Dataset extract:
● ● ● ● ●

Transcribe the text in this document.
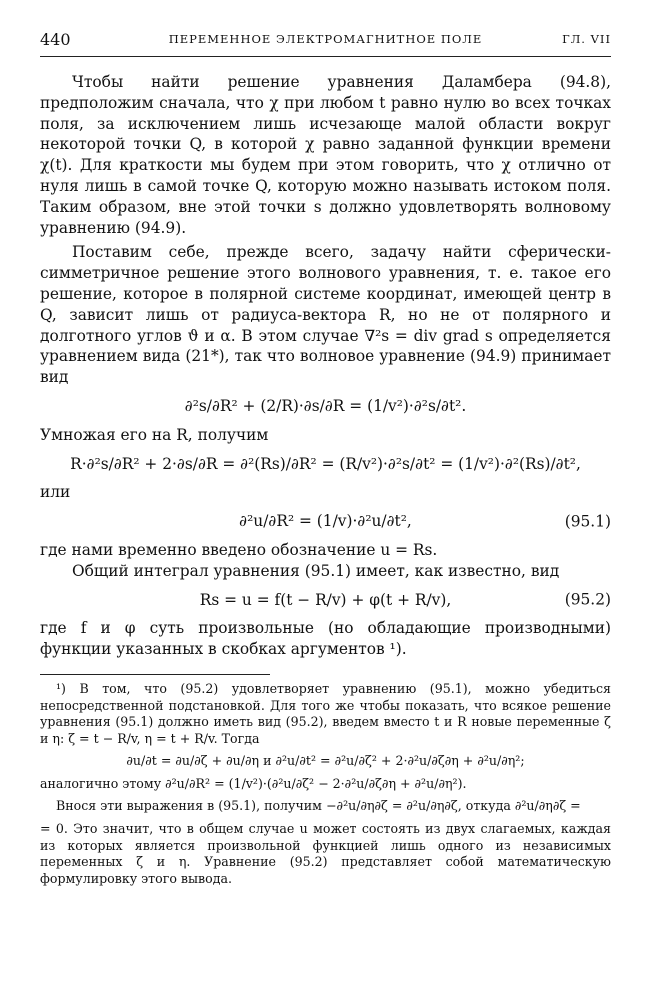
440	ПЕРЕМЕННОЕ ЭЛЕКТРОМАГНИТНОЕ ПОЛЕ	ГЛ. VII

Чтобы найти решение уравнения Даламбера (94.8), предположим сначала, что χ при любом t равно нулю во всех точках поля, за исключением лишь исчезающе малой области вокруг некоторой точки Q, в которой χ равно заданной функции времени χ(t). Для краткости мы будем при этом говорить, что χ отлично от нуля лишь в самой точке Q, которую можно называть истоком поля. Таким образом, вне этой точки s должно удовлетворять волновому уравнению (94.9).

Поставим себе, прежде всего, задачу найти сферически-симметричное решение этого волнового уравнения, т. е. такое его решение, которое в полярной системе координат, имеющей центр в Q, зависит лишь от радиуса-вектора R, но не от полярного и долготного углов ϑ и α. В этом случае ∇²s = div grad s определяется уравнением вида (21*), так что волновое уравнение (94.9) принимает вид

∂²s/∂R² + (2/R)·∂s/∂R = (1/v²)·∂²s/∂t².

Умножая его на R, получим

R·∂²s/∂R² + 2·∂s/∂R = ∂²(Rs)/∂R² = (R/v²)·∂²s/∂t² = (1/v²)·∂²(Rs)/∂t²,

или

∂²u/∂R² = (1/v)·∂²u/∂t²,	(95.1)

где нами временно введено обозначение u = Rs.

Общий интеграл уравнения (95.1) имеет, как известно, вид

Rs = u = f(t − R/v) + φ(t + R/v),	(95.2)

где f и φ суть произвольные (но обладающие производными) функции указанных в скобках аргументов ¹).

¹) В том, что (95.2) удовлетворяет уравнению (95.1), можно убедиться непосредственной подстановкой. Для того же чтобы показать, что всякое решение уравнения (95.1) должно иметь вид (95.2), введем вместо t и R новые переменные ζ и η: ζ = t − R/v, η = t + R/v. Тогда

∂u/∂t = ∂u/∂ζ + ∂u/∂η и ∂²u/∂t² = ∂²u/∂ζ² + 2·∂²u/∂ζ∂η + ∂²u/∂η²;
аналогично этому ∂²u/∂R² = (1/v²)·(∂²u/∂ζ² − 2·∂²u/∂ζ∂η + ∂²u/∂η²).
Внося эти выражения в (95.1), получим −∂²u/∂η∂ζ = ∂²u/∂η∂ζ, откуда ∂²u/∂η∂ζ =

= 0. Это значит, что в общем случае u может состоять из двух слагаемых, каждая из которых является произвольной функцией лишь одного из независимых переменных ζ и η. Уравнение (95.2) представляет собой математическую формулировку этого вывода.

● ● ● ● ●

Request: Search the data for "можно". Copy every line that has it.

Completed task:
Чтобы найти решение уравнения Даламбера (94.8), предположим сначала, что χ при любом t равно нулю во всех точках поля, за исключением лишь исчезающе малой области вокруг некоторой точки Q, в которой χ равно заданной функции времени χ(t). Для краткости мы будем при этом говорить, что χ отлично от нуля лишь в самой точке Q, которую можно называть истоком поля. Таким образом, вне этой точки s должно удовлетворять волновому уравнению (94.9).
¹) В том, что (95.2) удовлетворяет уравнению (95.1), можно убедиться непосредственной подстановкой. Для того же чтобы показать, что всякое решение уравнения (95.1) должно иметь вид (95.2), введем вместо t и R новые переменные ζ и η: ζ = t − R/v, η = t + R/v. Тогда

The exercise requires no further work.